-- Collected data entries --
§

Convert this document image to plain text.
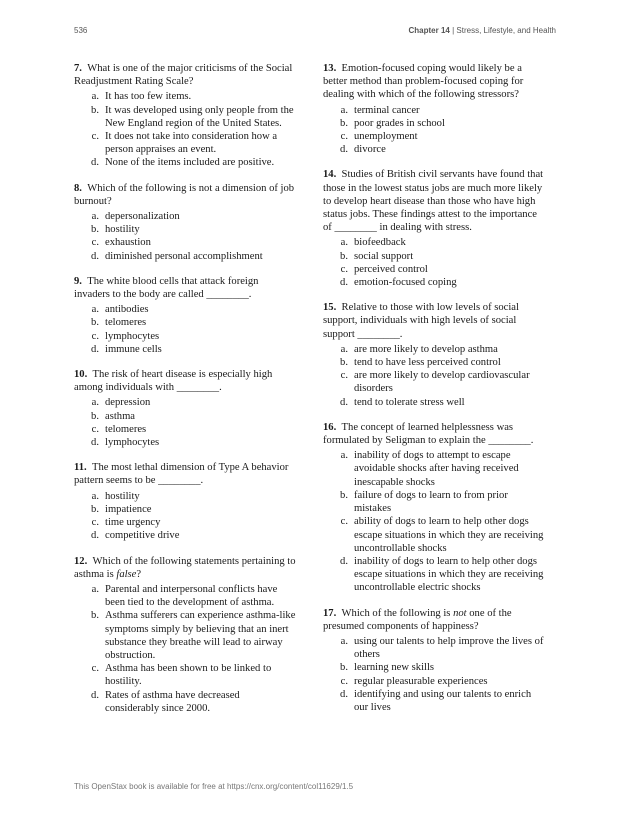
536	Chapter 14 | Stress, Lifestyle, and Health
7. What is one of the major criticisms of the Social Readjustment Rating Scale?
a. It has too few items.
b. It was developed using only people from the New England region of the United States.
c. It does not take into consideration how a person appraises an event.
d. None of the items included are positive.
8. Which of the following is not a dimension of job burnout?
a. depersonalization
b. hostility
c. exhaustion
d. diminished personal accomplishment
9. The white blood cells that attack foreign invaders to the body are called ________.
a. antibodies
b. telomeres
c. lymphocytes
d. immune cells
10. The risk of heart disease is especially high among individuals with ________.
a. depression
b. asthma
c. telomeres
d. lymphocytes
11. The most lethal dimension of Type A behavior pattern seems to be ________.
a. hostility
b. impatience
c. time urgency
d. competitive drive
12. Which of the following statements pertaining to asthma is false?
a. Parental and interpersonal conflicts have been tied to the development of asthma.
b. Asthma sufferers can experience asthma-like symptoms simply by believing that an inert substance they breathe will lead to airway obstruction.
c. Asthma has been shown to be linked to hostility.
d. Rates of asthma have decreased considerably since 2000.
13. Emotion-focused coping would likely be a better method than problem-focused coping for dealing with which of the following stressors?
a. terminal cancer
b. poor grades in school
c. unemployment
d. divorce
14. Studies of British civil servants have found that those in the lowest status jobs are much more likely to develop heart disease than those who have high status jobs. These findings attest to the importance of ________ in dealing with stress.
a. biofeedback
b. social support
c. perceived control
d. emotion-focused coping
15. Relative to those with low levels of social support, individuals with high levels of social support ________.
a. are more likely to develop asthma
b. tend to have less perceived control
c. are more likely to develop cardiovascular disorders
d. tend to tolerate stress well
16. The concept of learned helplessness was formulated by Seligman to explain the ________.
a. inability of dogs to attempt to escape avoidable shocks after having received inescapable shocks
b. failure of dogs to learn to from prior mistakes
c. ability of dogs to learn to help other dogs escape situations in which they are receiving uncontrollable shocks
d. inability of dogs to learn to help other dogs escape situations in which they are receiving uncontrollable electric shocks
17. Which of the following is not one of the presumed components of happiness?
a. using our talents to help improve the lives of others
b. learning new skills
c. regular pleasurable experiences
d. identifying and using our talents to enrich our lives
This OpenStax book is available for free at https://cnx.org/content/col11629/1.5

§

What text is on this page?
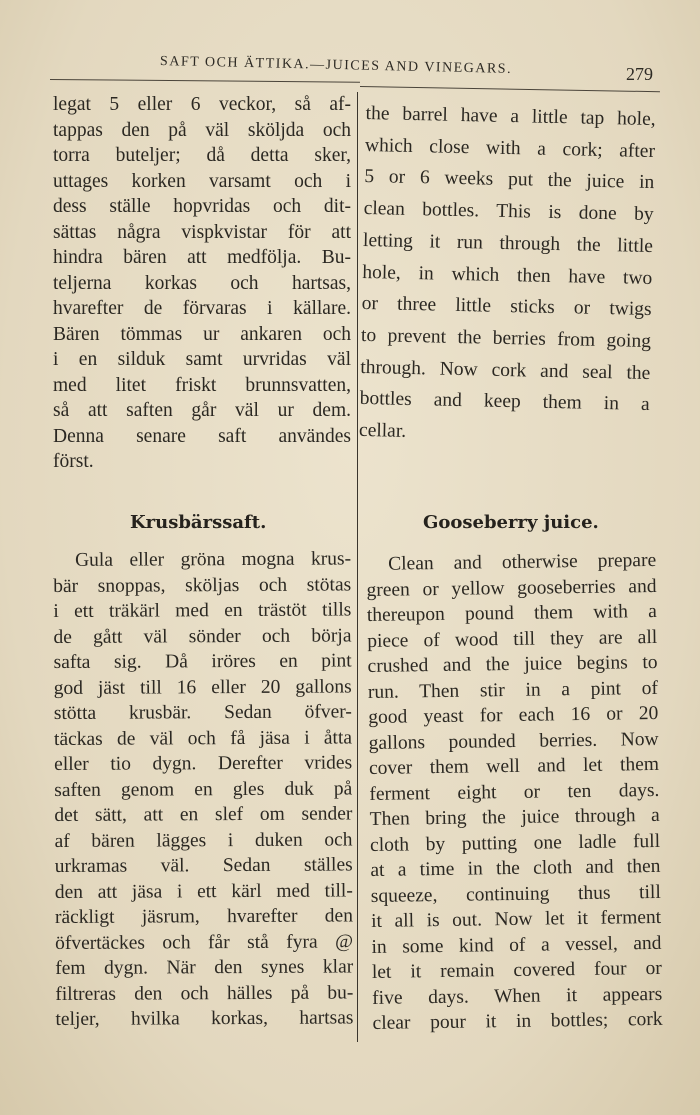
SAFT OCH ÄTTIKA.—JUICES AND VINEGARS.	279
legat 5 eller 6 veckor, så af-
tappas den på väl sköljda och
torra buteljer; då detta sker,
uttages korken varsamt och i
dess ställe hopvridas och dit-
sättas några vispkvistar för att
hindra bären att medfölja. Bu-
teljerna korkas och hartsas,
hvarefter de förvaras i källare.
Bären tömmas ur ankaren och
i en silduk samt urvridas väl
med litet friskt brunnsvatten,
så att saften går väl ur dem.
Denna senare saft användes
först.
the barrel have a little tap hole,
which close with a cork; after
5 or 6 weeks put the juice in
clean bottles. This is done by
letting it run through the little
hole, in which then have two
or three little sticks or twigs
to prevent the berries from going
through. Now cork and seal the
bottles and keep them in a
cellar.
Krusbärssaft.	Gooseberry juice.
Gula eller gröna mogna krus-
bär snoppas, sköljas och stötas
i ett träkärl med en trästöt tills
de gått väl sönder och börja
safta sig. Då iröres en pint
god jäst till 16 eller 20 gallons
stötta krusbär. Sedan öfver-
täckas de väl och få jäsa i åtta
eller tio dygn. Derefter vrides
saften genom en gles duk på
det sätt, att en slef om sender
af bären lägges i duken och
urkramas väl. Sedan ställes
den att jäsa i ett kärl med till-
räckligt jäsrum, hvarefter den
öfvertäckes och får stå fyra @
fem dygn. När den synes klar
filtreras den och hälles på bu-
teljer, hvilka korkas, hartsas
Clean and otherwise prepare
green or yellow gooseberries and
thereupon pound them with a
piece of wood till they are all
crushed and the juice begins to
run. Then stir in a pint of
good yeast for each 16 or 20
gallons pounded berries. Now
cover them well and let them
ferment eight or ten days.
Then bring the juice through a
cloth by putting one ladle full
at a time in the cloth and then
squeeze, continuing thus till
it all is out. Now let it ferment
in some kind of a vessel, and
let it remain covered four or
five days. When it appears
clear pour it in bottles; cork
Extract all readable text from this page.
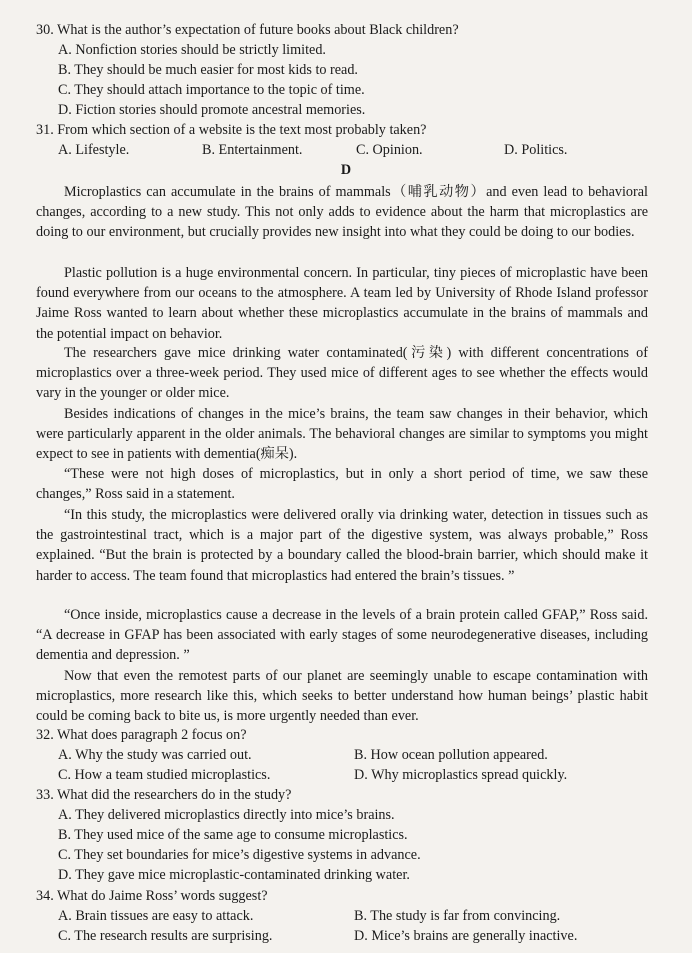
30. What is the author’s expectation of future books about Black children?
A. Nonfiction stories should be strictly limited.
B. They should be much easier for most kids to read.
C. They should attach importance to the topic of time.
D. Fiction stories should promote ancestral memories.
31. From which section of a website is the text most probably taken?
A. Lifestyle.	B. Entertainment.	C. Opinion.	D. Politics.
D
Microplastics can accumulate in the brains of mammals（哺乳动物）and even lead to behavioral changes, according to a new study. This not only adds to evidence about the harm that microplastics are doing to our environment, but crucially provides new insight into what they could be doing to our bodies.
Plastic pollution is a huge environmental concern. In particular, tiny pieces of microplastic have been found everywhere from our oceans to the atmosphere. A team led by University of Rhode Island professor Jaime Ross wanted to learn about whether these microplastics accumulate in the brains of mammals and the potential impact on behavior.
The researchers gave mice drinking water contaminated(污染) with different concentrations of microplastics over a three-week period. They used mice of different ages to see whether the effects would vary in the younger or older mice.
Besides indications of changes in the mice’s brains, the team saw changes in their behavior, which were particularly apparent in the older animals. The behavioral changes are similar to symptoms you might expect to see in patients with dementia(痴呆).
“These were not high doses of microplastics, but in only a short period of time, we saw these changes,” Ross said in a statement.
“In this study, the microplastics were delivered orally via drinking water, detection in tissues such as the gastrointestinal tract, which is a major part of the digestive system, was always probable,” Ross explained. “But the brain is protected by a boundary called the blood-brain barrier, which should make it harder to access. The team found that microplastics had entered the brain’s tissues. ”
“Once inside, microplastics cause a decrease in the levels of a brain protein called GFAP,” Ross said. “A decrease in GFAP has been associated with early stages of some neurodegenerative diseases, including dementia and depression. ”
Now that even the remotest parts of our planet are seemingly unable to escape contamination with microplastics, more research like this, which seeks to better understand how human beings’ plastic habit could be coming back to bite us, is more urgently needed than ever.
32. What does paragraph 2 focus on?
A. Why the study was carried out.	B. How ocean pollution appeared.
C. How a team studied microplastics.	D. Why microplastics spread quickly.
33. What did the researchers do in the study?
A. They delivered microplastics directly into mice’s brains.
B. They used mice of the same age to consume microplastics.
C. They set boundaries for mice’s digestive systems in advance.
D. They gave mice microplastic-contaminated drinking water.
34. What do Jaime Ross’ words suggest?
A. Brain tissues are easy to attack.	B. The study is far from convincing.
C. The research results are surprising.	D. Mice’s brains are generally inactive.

§

-- Task instructions --
Copy out every line of the data that includes "inability".

-- Response for this exercise --
a. inability of dogs to attempt to escape avoidable shocks after having received inescapable shocks
d. inability of dogs to learn to help other dogs escape situations in which they are receiving uncontrollable electric shocks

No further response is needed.